▶ [EXERCISE DESCRIPTION]
State how many lines of the entries include the string "Friday", please, leaving out everything but the number.

▶ [LISTED ENTRIES]

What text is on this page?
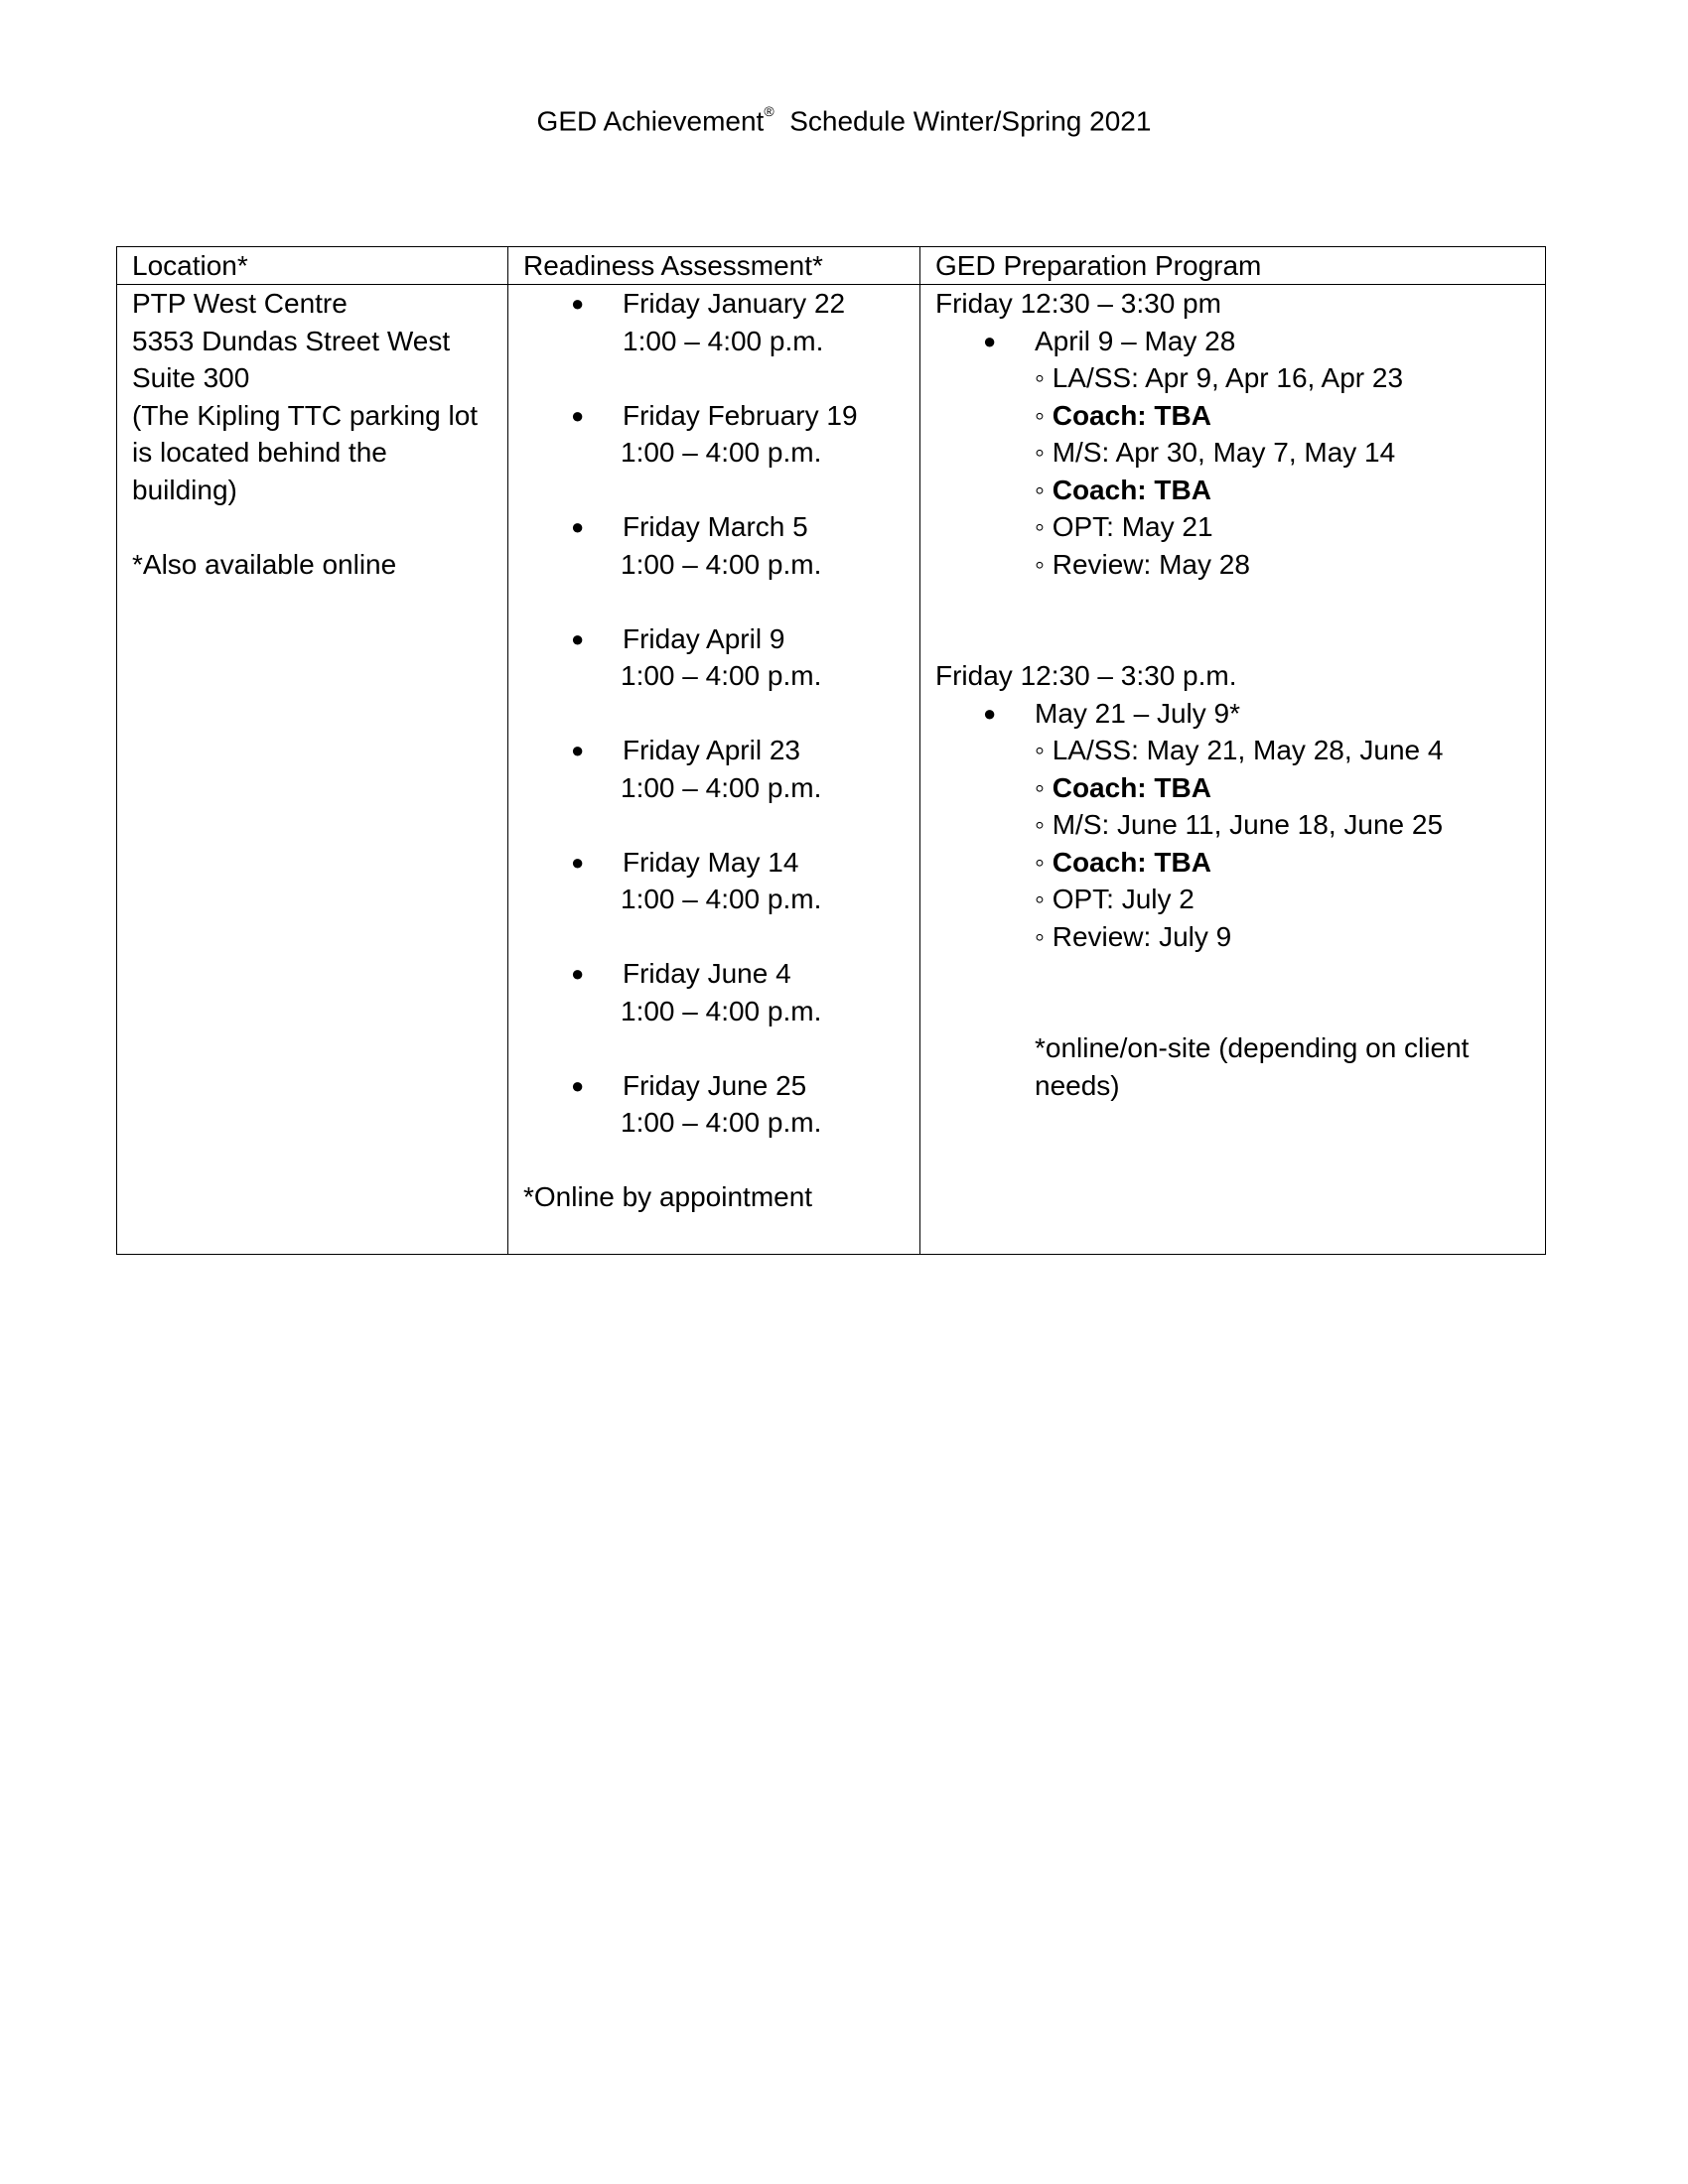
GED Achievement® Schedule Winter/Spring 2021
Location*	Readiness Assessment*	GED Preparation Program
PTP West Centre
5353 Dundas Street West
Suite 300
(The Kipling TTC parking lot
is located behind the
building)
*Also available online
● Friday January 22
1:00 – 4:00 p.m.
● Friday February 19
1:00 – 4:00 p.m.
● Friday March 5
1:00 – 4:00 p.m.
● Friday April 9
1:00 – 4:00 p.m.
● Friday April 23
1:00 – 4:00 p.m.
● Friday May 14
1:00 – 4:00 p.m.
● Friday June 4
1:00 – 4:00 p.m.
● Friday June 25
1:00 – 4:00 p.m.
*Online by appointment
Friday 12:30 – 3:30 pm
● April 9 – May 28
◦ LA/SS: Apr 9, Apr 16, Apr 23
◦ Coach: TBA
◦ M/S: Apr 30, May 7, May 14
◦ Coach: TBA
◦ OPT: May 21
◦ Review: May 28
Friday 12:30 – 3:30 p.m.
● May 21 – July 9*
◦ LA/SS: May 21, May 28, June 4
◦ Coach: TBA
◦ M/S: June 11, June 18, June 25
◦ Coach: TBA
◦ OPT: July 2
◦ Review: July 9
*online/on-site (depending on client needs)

▶ [FINISHED TASK]
10